* **What you need to do**: Lines that hold the string "CUDA" are to be counted; give only their number.

------------------------------------

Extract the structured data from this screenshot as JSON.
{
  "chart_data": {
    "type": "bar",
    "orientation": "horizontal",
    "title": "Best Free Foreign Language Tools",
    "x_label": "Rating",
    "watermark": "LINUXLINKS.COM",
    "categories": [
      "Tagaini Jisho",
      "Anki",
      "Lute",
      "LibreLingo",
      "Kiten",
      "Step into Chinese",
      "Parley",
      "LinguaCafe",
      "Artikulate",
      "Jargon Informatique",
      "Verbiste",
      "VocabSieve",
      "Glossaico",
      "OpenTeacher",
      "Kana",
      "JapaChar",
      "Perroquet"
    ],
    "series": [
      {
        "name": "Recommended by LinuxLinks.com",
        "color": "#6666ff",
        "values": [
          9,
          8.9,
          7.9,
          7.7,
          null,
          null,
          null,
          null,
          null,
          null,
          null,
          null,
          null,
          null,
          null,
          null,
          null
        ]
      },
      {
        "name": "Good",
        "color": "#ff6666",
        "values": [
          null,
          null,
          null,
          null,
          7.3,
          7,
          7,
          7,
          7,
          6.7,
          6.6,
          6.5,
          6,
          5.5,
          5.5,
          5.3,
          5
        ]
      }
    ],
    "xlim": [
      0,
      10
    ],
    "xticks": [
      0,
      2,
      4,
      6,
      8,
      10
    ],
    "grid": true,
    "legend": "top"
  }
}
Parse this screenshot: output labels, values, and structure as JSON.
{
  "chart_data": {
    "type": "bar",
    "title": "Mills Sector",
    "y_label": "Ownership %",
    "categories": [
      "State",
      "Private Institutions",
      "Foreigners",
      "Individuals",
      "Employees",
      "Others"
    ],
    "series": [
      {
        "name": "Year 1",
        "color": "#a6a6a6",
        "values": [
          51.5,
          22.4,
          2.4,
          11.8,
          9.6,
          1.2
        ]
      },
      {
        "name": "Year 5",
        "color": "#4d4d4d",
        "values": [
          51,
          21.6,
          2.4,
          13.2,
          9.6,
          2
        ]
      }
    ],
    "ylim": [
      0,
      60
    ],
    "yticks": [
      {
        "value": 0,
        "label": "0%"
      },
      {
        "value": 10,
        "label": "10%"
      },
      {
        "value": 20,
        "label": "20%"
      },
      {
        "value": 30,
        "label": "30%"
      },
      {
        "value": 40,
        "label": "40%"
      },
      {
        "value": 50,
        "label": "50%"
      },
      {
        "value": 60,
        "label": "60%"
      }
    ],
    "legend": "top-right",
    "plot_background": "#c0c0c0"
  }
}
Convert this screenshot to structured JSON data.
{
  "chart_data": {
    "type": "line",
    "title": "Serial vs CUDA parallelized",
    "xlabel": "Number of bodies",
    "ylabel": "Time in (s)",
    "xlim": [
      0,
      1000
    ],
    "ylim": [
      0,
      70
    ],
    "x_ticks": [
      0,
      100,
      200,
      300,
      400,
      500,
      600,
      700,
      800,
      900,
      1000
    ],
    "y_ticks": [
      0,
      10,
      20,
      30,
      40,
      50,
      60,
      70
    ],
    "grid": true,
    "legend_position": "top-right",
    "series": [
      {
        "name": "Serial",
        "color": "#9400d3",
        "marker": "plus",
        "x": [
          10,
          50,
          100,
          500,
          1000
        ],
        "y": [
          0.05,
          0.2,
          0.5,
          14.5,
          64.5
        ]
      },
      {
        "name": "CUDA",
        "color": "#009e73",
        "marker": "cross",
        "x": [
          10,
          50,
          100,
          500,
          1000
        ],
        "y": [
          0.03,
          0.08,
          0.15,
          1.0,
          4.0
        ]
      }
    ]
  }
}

------------------------------------

* **Response**: 2